** START OF Records provided **

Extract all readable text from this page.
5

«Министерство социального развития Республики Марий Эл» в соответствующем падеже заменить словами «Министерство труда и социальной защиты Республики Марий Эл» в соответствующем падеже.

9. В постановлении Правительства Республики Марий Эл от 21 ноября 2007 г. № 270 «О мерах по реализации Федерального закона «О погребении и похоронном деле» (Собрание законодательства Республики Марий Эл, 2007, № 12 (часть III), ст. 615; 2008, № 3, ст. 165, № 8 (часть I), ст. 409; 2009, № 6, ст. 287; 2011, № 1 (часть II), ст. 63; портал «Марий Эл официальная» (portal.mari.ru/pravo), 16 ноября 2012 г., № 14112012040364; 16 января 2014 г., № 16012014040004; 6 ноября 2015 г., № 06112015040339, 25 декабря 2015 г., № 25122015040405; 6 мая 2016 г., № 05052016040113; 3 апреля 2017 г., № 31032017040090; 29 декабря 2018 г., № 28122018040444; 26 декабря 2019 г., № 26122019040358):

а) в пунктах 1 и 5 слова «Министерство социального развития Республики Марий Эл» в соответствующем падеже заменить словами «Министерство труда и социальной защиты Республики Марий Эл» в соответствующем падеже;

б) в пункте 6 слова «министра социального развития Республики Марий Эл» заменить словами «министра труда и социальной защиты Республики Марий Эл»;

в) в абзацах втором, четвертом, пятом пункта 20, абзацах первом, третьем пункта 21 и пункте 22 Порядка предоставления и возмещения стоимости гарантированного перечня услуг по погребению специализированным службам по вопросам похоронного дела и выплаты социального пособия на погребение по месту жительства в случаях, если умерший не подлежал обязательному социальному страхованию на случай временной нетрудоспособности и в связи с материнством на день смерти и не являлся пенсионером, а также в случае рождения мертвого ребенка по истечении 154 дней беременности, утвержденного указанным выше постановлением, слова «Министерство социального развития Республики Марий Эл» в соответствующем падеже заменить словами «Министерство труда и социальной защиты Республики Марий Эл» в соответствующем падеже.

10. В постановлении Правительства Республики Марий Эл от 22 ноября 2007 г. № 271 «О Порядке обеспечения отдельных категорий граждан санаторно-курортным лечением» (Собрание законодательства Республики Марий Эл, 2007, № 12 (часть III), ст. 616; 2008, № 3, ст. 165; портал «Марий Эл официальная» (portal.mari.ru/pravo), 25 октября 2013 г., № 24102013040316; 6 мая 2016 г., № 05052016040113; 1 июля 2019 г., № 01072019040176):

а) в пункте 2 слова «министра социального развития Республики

** END OF Records provided **

* _Task to complete_: Reproduce the full listing word for word.

* _Result_:
Extract all readable text from this page.
5

«Министерство социального развития Республики Марий Эл» в соответствующем падеже заменить словами «Министерство труда и социальной защиты Республики Марий Эл» в соответствующем падеже.

9. В постановлении Правительства Республики Марий Эл от 21 ноября 2007 г. № 270 «О мерах по реализации Федерального закона «О погребении и похоронном деле» (Собрание законодательства Республики Марий Эл, 2007, № 12 (часть III), ст. 615; 2008, № 3, ст. 165, № 8 (часть I), ст. 409; 2009, № 6, ст. 287; 2011, № 1 (часть II), ст. 63; портал «Марий Эл официальная» (portal.mari.ru/pravo), 16 ноября 2012 г., № 14112012040364; 16 января 2014 г., № 16012014040004; 6 ноября 2015 г., № 06112015040339, 25 декабря 2015 г., № 25122015040405; 6 мая 2016 г., № 05052016040113; 3 апреля 2017 г., № 31032017040090; 29 декабря 2018 г., № 28122018040444; 26 декабря 2019 г., № 26122019040358):

а) в пунктах 1 и 5 слова «Министерство социального развития Республики Марий Эл» в соответствующем падеже заменить словами «Министерство труда и социальной защиты Республики Марий Эл» в соответствующем падеже;

б) в пункте 6 слова «министра социального развития Республики Марий Эл» заменить словами «министра труда и социальной защиты Республики Марий Эл»;

в) в абзацах втором, четвертом, пятом пункта 20, абзацах первом, третьем пункта 21 и пункте 22 Порядка предоставления и возмещения стоимости гарантированного перечня услуг по погребению специализированным службам по вопросам похоронного дела и выплаты социального пособия на погребение по месту жительства в случаях, если умерший не подлежал обязательному социальному страхованию на случай временной нетрудоспособности и в связи с материнством на день смерти и не являлся пенсионером, а также в случае рождения мертвого ребенка по истечении 154 дней беременности, утвержденного указанным выше постановлением, слова «Министерство социального развития Республики Марий Эл» в соответствующем падеже заменить словами «Министерство труда и социальной защиты Республики Марий Эл» в соответствующем падеже.

10. В постановлении Правительства Республики Марий Эл от 22 ноября 2007 г. № 271 «О Порядке обеспечения отдельных категорий граждан санаторно-курортным лечением» (Собрание законодательства Республики Марий Эл, 2007, № 12 (часть III), ст. 616; 2008, № 3, ст. 165; портал «Марий Эл официальная» (portal.mari.ru/pravo), 25 октября 2013 г., № 24102013040316; 6 мая 2016 г., № 05052016040113; 1 июля 2019 г., № 01072019040176):

а) в пункте 2 слова «министра социального развития Республики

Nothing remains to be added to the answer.